__Input records__.
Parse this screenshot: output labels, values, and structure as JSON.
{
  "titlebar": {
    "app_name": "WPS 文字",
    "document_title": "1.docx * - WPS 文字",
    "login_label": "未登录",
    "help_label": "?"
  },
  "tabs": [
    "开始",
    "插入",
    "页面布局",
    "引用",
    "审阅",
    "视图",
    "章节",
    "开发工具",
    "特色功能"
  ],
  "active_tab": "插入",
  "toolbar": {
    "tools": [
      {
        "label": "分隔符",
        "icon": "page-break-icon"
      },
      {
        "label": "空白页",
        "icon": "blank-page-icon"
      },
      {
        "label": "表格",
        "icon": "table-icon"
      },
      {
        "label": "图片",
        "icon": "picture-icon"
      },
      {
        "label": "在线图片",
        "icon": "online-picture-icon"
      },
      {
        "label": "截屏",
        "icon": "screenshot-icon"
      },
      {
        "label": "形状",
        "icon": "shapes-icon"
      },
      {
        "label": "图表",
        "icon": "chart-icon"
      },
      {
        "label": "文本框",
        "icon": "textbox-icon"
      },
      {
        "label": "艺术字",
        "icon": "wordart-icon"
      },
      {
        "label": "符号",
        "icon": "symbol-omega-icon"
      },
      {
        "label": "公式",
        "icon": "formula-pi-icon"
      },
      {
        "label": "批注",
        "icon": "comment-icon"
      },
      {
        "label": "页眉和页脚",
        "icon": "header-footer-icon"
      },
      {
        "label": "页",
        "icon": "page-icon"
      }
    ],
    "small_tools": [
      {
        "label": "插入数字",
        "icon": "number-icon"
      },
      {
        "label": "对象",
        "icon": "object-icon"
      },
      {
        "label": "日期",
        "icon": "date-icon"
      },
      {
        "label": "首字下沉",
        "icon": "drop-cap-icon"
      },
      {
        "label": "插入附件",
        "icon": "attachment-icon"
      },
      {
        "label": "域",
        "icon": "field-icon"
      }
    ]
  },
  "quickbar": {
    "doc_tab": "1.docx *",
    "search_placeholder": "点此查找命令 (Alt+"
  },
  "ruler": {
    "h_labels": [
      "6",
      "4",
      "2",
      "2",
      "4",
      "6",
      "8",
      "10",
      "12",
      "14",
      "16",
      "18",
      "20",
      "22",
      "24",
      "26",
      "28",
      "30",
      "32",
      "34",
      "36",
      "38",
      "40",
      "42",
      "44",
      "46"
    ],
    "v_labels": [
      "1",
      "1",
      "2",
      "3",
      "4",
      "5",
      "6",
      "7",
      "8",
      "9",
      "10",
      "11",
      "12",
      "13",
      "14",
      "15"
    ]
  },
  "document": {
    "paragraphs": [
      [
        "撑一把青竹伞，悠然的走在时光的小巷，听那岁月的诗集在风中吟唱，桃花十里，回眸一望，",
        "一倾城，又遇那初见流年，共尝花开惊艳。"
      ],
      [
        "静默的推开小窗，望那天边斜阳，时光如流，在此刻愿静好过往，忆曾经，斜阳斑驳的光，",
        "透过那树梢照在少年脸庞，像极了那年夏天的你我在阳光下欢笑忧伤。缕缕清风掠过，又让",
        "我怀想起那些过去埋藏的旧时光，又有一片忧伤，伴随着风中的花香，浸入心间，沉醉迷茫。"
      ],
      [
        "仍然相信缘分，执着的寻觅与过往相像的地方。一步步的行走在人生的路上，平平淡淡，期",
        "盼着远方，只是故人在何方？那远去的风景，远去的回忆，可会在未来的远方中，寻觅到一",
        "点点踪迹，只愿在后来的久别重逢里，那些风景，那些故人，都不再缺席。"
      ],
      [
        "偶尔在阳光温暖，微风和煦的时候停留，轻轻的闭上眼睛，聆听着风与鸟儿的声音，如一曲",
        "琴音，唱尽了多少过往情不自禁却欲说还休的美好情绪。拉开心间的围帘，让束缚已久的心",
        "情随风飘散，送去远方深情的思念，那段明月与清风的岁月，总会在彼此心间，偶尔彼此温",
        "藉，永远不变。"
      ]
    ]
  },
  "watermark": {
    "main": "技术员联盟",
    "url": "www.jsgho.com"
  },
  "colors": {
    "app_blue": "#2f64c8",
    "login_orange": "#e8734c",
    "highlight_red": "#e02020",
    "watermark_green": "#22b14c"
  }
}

__Task statement__.
Make an exact copy of the listing, including every line.

__Exercise result__.
Parse this screenshot: output labels, values, and structure as JSON.
{
  "titlebar": {
    "app_name": "WPS 文字",
    "document_title": "1.docx * - WPS 文字",
    "login_label": "未登录",
    "help_label": "?"
  },
  "tabs": [
    "开始",
    "插入",
    "页面布局",
    "引用",
    "审阅",
    "视图",
    "章节",
    "开发工具",
    "特色功能"
  ],
  "active_tab": "插入",
  "toolbar": {
    "tools": [
      {
        "label": "分隔符",
        "icon": "page-break-icon"
      },
      {
        "label": "空白页",
        "icon": "blank-page-icon"
      },
      {
        "label": "表格",
        "icon": "table-icon"
      },
      {
        "label": "图片",
        "icon": "picture-icon"
      },
      {
        "label": "在线图片",
        "icon": "online-picture-icon"
      },
      {
        "label": "截屏",
        "icon": "screenshot-icon"
      },
      {
        "label": "形状",
        "icon": "shapes-icon"
      },
      {
        "label": "图表",
        "icon": "chart-icon"
      },
      {
        "label": "文本框",
        "icon": "textbox-icon"
      },
      {
        "label": "艺术字",
        "icon": "wordart-icon"
      },
      {
        "label": "符号",
        "icon": "symbol-omega-icon"
      },
      {
        "label": "公式",
        "icon": "formula-pi-icon"
      },
      {
        "label": "批注",
        "icon": "comment-icon"
      },
      {
        "label": "页眉和页脚",
        "icon": "header-footer-icon"
      },
      {
        "label": "页",
        "icon": "page-icon"
      }
    ],
    "small_tools": [
      {
        "label": "插入数字",
        "icon": "number-icon"
      },
      {
        "label": "对象",
        "icon": "object-icon"
      },
      {
        "label": "日期",
        "icon": "date-icon"
      },
      {
        "label": "首字下沉",
        "icon": "drop-cap-icon"
      },
      {
        "label": "插入附件",
        "icon": "attachment-icon"
      },
      {
        "label": "域",
        "icon": "field-icon"
      }
    ]
  },
  "quickbar": {
    "doc_tab": "1.docx *",
    "search_placeholder": "点此查找命令 (Alt+"
  },
  "ruler": {
    "h_labels": [
      "6",
      "4",
      "2",
      "2",
      "4",
      "6",
      "8",
      "10",
      "12",
      "14",
      "16",
      "18",
      "20",
      "22",
      "24",
      "26",
      "28",
      "30",
      "32",
      "34",
      "36",
      "38",
      "40",
      "42",
      "44",
      "46"
    ],
    "v_labels": [
      "1",
      "1",
      "2",
      "3",
      "4",
      "5",
      "6",
      "7",
      "8",
      "9",
      "10",
      "11",
      "12",
      "13",
      "14",
      "15"
    ]
  },
  "document": {
    "paragraphs": [
      [
        "撑一把青竹伞，悠然的走在时光的小巷，听那岁月的诗集在风中吟唱，桃花十里，回眸一望，",
        "一倾城，又遇那初见流年，共尝花开惊艳。"
      ],
      [
        "静默的推开小窗，望那天边斜阳，时光如流，在此刻愿静好过往，忆曾经，斜阳斑驳的光，",
        "透过那树梢照在少年脸庞，像极了那年夏天的你我在阳光下欢笑忧伤。缕缕清风掠过，又让",
        "我怀想起那些过去埋藏的旧时光，又有一片忧伤，伴随着风中的花香，浸入心间，沉醉迷茫。"
      ],
      [
        "仍然相信缘分，执着的寻觅与过往相像的地方。一步步的行走在人生的路上，平平淡淡，期",
        "盼着远方，只是故人在何方？那远去的风景，远去的回忆，可会在未来的远方中，寻觅到一",
        "点点踪迹，只愿在后来的久别重逢里，那些风景，那些故人，都不再缺席。"
      ],
      [
        "偶尔在阳光温暖，微风和煦的时候停留，轻轻的闭上眼睛，聆听着风与鸟儿的声音，如一曲",
        "琴音，唱尽了多少过往情不自禁却欲说还休的美好情绪。拉开心间的围帘，让束缚已久的心",
        "情随风飘散，送去远方深情的思念，那段明月与清风的岁月，总会在彼此心间，偶尔彼此温",
        "藉，永远不变。"
      ]
    ]
  },
  "watermark": {
    "main": "技术员联盟",
    "url": "www.jsgho.com"
  },
  "colors": {
    "app_blue": "#2f64c8",
    "login_orange": "#e8734c",
    "highlight_red": "#e02020",
    "watermark_green": "#22b14c"
  }
}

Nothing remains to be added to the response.